__Task instructions__
From the entries below, count the lines with "color". Write only the count.

__Record excerpts__
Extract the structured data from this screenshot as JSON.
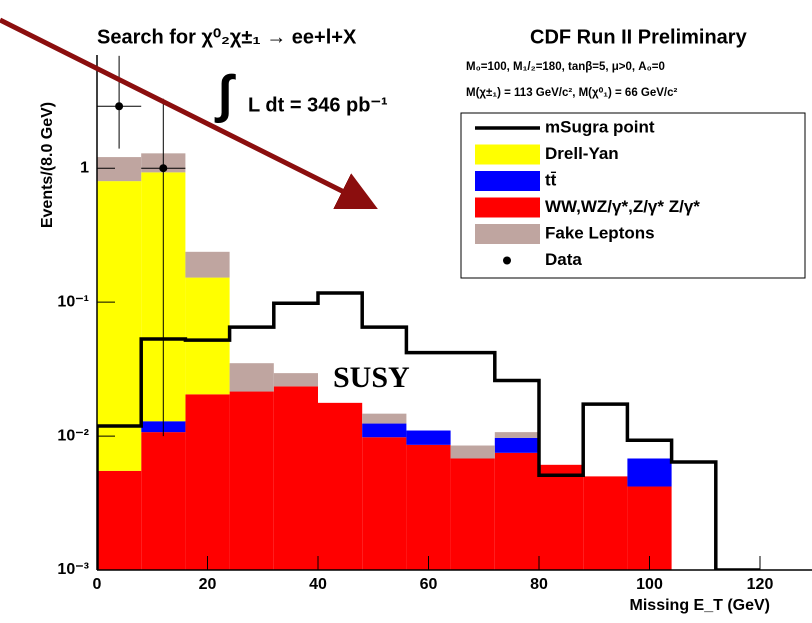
{
  "chart_data": {
    "type": "stacked_histogram",
    "title": "Search for χ⁰₂χ±₁ → ee+l+X",
    "experiment": "CDF Run II Preliminary",
    "parameters": [
      "M₀=100, M₁/₂=180, tanβ=5, μ>0, A₀=0",
      "M(χ±₁) = 113 GeV/c², M(χ⁰₁) = 66 GeV/c²"
    ],
    "lumi_symbol": "∫",
    "lumi": "L dt = 346 pb⁻¹",
    "annotation": "SUSY",
    "x_label": "Missing E_T (GeV)",
    "y_label": "Events/(8.0 GeV)",
    "bins": [
      0,
      8,
      16,
      24,
      32,
      40,
      48,
      56,
      64,
      72,
      80,
      88,
      96,
      104,
      112,
      120
    ],
    "series": [
      {
        "name": "Drell-Yan",
        "color": "#ffff00",
        "values": [
          0.795,
          0.918,
          0.132,
          0,
          0,
          0,
          0,
          0,
          0,
          0,
          0,
          0,
          0,
          0,
          0
        ]
      },
      {
        "name": "tt̄",
        "color": "#0000ff",
        "values": [
          0,
          0.0022,
          0,
          0,
          0,
          0,
          0.0026,
          0.0024,
          0,
          0.0022,
          0,
          0,
          0.0026,
          0,
          0
        ]
      },
      {
        "name": "WW,WZ/γ*,Z/γ* Z/γ*",
        "color": "#ff0000",
        "values": [
          0.0045,
          0.0097,
          0.0195,
          0.0205,
          0.0225,
          0.0167,
          0.0088,
          0.0076,
          0.0058,
          0.0065,
          0.0051,
          0.004,
          0.0032,
          0,
          0
        ]
      },
      {
        "name": "Fake Leptons",
        "color": "#bfa5a0",
        "values": [
          0.41,
          0.36,
          0.085,
          0.0135,
          0.006,
          0,
          0.0023,
          0,
          0.0017,
          0.001,
          0,
          0,
          0,
          0,
          0
        ]
      }
    ],
    "signal": {
      "name": "mSugra point",
      "color": "#000000",
      "values": [
        0.0119,
        0.053,
        0.052,
        0.065,
        0.098,
        0.117,
        0.065,
        0.042,
        0.042,
        0.026,
        0.0051,
        0.0173,
        0.0093,
        0.0064,
        0.001
      ]
    },
    "data": {
      "name": "Data",
      "color": "#000000",
      "x": [
        4,
        12
      ],
      "values": [
        2.9,
        1.0
      ],
      "xerr": [
        4,
        4
      ],
      "yerr_low": [
        1.5,
        0.99
      ],
      "yerr_high": [
        4,
        2.3
      ]
    },
    "log_y": true,
    "xlim": [
      0,
      120
    ],
    "xticks": [
      0,
      20,
      40,
      60,
      80,
      100,
      120
    ],
    "ylim": [
      0.001,
      7
    ],
    "yticks": [
      {
        "value": 0.001,
        "label": "10⁻³"
      },
      {
        "value": 0.01,
        "label": "10⁻²"
      },
      {
        "value": 0.1,
        "label": "10⁻¹"
      },
      1
    ]
  }
}
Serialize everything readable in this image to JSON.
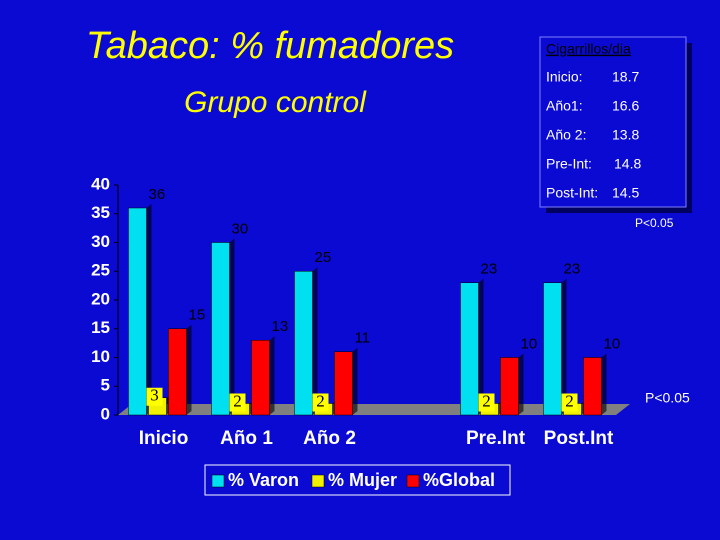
{
  "chart_data": {
    "type": "bar",
    "title": "Tabaco: % fumadores",
    "subtitle": "Grupo control",
    "categories": [
      "Inicio",
      "Año 1",
      "Año 2",
      null,
      "Pre.Int",
      "Post.Int"
    ],
    "series": [
      {
        "name": "% Varon",
        "color": "#00e0f0",
        "values": [
          36,
          30,
          25,
          null,
          23,
          23
        ]
      },
      {
        "name": "% Mujer",
        "color": "#f0f000",
        "values": [
          3,
          2,
          2,
          null,
          2,
          2
        ]
      },
      {
        "name": "%Global",
        "color": "#ff0000",
        "values": [
          15,
          13,
          11,
          null,
          10,
          10
        ]
      }
    ],
    "ylim": [
      0,
      40
    ],
    "yticks": [
      0,
      5,
      10,
      15,
      20,
      25,
      30,
      35,
      40
    ],
    "grid": false,
    "legend": "bottom",
    "annotations": [
      "P<0.05",
      "P<0.05"
    ],
    "info_box": {
      "title": "Cigarrillos/dia",
      "rows": [
        [
          "Inicio:",
          18.7
        ],
        [
          "Año1:",
          16.6
        ],
        [
          "Año 2:",
          13.8
        ],
        [
          "Pre-Int:",
          14.8
        ],
        [
          "Post-Int:",
          14.5
        ]
      ]
    }
  }
}
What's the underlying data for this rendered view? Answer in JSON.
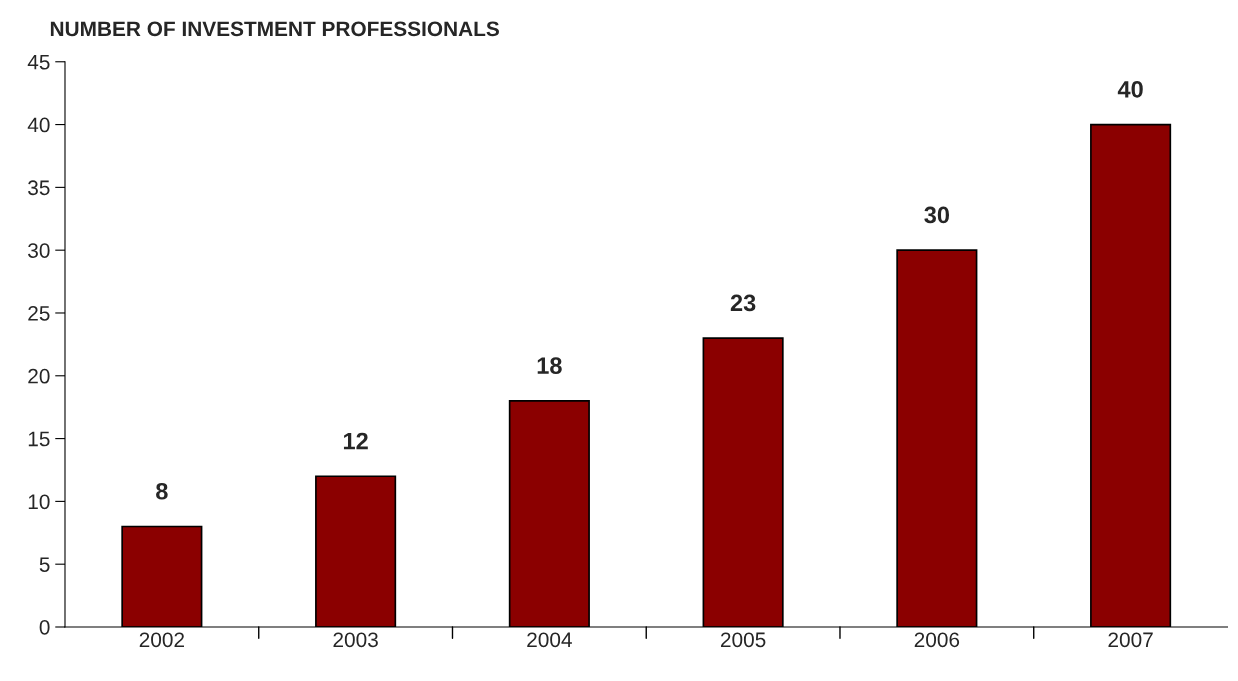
{
  "chart_data": {
    "type": "bar",
    "title": "NUMBER OF INVESTMENT PROFESSIONALS",
    "categories": [
      "2002",
      "2003",
      "2004",
      "2005",
      "2006",
      "2007"
    ],
    "values": [
      8,
      12,
      18,
      23,
      30,
      40
    ],
    "color": "#8b0000",
    "ylim": [
      0,
      45
    ],
    "yticks": [
      0,
      5,
      10,
      15,
      20,
      25,
      30,
      35,
      40,
      45
    ],
    "grid": false,
    "data_labels": true
  }
}
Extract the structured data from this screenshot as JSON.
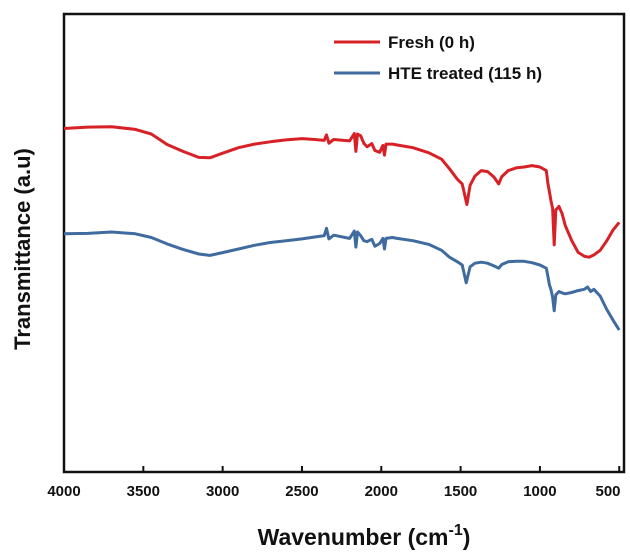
{
  "chart_data": {
    "type": "line",
    "xlabel": "Wavenumber (cm",
    "xlabel_sup": "-1",
    "xlabel_close": ")",
    "ylabel": "Transmittance (a.u)",
    "xlim": [
      4000,
      470
    ],
    "x_reversed": true,
    "ylim": [
      0,
      100
    ],
    "y_tick_labels": false,
    "grid": false,
    "legend_position": "top-right",
    "x_ticks": [
      4000,
      3500,
      3000,
      2500,
      2000,
      1500,
      1000,
      500
    ],
    "x_tick_labels": [
      "4000",
      "3500",
      "3000",
      "2500",
      "2000",
      "1500",
      "1000",
      "500"
    ],
    "series": [
      {
        "name": "Fresh (0 h)",
        "color": "#d82027",
        "points": [
          [
            4000,
            75
          ],
          [
            3850,
            75.3
          ],
          [
            3700,
            75.4
          ],
          [
            3550,
            74.8
          ],
          [
            3450,
            73.8
          ],
          [
            3350,
            71.5
          ],
          [
            3250,
            70
          ],
          [
            3150,
            68.7
          ],
          [
            3080,
            68.6
          ],
          [
            3000,
            69.6
          ],
          [
            2900,
            70.8
          ],
          [
            2800,
            71.6
          ],
          [
            2700,
            72.1
          ],
          [
            2600,
            72.5
          ],
          [
            2500,
            72.8
          ],
          [
            2420,
            72.6
          ],
          [
            2360,
            72.4
          ],
          [
            2345,
            73.6
          ],
          [
            2330,
            71.8
          ],
          [
            2300,
            72.6
          ],
          [
            2200,
            72.3
          ],
          [
            2170,
            73.9
          ],
          [
            2160,
            70.0
          ],
          [
            2150,
            73.8
          ],
          [
            2130,
            73.4
          ],
          [
            2110,
            71.8
          ],
          [
            2090,
            71.0
          ],
          [
            2060,
            71.7
          ],
          [
            2040,
            70.2
          ],
          [
            2010,
            69.8
          ],
          [
            1990,
            71.3
          ],
          [
            1980,
            69.2
          ],
          [
            1970,
            71.6
          ],
          [
            1930,
            71.6
          ],
          [
            1900,
            71.4
          ],
          [
            1800,
            70.8
          ],
          [
            1700,
            69.7
          ],
          [
            1620,
            68.3
          ],
          [
            1570,
            66.2
          ],
          [
            1520,
            63.9
          ],
          [
            1490,
            62.9
          ],
          [
            1460,
            58.4
          ],
          [
            1440,
            62.6
          ],
          [
            1410,
            64.6
          ],
          [
            1370,
            65.8
          ],
          [
            1330,
            65.6
          ],
          [
            1290,
            64.4
          ],
          [
            1260,
            62.9
          ],
          [
            1240,
            64.5
          ],
          [
            1200,
            65.8
          ],
          [
            1150,
            66.4
          ],
          [
            1100,
            66.6
          ],
          [
            1050,
            66.9
          ],
          [
            1000,
            66.6
          ],
          [
            960,
            65.8
          ],
          [
            950,
            63.0
          ],
          [
            940,
            61.2
          ],
          [
            930,
            59.2
          ],
          [
            920,
            57.6
          ],
          [
            910,
            49.6
          ],
          [
            900,
            57.2
          ],
          [
            880,
            58.0
          ],
          [
            860,
            56.4
          ],
          [
            840,
            53.8
          ],
          [
            800,
            50.6
          ],
          [
            760,
            48.0
          ],
          [
            720,
            47.1
          ],
          [
            690,
            46.9
          ],
          [
            660,
            47.4
          ],
          [
            620,
            48.4
          ],
          [
            580,
            50.4
          ],
          [
            540,
            52.8
          ],
          [
            500,
            54.5
          ]
        ]
      },
      {
        "name": "HTE treated (115 h)",
        "color": "#3f6b9f",
        "points": [
          [
            4000,
            52
          ],
          [
            3850,
            52.1
          ],
          [
            3700,
            52.4
          ],
          [
            3550,
            52.0
          ],
          [
            3450,
            51.2
          ],
          [
            3350,
            49.8
          ],
          [
            3250,
            48.6
          ],
          [
            3150,
            47.6
          ],
          [
            3080,
            47.3
          ],
          [
            3000,
            47.9
          ],
          [
            2900,
            48.7
          ],
          [
            2800,
            49.5
          ],
          [
            2700,
            50.1
          ],
          [
            2600,
            50.5
          ],
          [
            2500,
            50.9
          ],
          [
            2420,
            51.3
          ],
          [
            2360,
            51.6
          ],
          [
            2345,
            53.2
          ],
          [
            2330,
            50.9
          ],
          [
            2300,
            51.7
          ],
          [
            2200,
            51.0
          ],
          [
            2170,
            52.6
          ],
          [
            2160,
            49.1
          ],
          [
            2150,
            52.4
          ],
          [
            2130,
            51.6
          ],
          [
            2110,
            50.5
          ],
          [
            2090,
            50.3
          ],
          [
            2060,
            50.8
          ],
          [
            2040,
            49.3
          ],
          [
            2010,
            49.9
          ],
          [
            1990,
            51.0
          ],
          [
            1980,
            48.7
          ],
          [
            1970,
            51.0
          ],
          [
            1930,
            51.2
          ],
          [
            1900,
            51.0
          ],
          [
            1800,
            50.5
          ],
          [
            1700,
            49.7
          ],
          [
            1620,
            48.4
          ],
          [
            1570,
            46.9
          ],
          [
            1520,
            45.9
          ],
          [
            1490,
            45.2
          ],
          [
            1465,
            41.3
          ],
          [
            1440,
            44.8
          ],
          [
            1410,
            45.6
          ],
          [
            1370,
            45.8
          ],
          [
            1330,
            45.6
          ],
          [
            1290,
            45.0
          ],
          [
            1260,
            44.5
          ],
          [
            1240,
            45.3
          ],
          [
            1200,
            45.9
          ],
          [
            1150,
            46.0
          ],
          [
            1100,
            46.0
          ],
          [
            1050,
            45.7
          ],
          [
            1000,
            45.2
          ],
          [
            960,
            44.5
          ],
          [
            950,
            42.7
          ],
          [
            940,
            40.9
          ],
          [
            930,
            39.8
          ],
          [
            920,
            38.2
          ],
          [
            910,
            35.2
          ],
          [
            900,
            38.7
          ],
          [
            880,
            39.4
          ],
          [
            860,
            39.1
          ],
          [
            840,
            38.9
          ],
          [
            800,
            39.2
          ],
          [
            760,
            39.6
          ],
          [
            720,
            39.9
          ],
          [
            700,
            40.4
          ],
          [
            680,
            39.4
          ],
          [
            660,
            39.9
          ],
          [
            620,
            38.4
          ],
          [
            580,
            35.6
          ],
          [
            540,
            33.2
          ],
          [
            500,
            31.0
          ]
        ]
      }
    ]
  }
}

__Final result__
12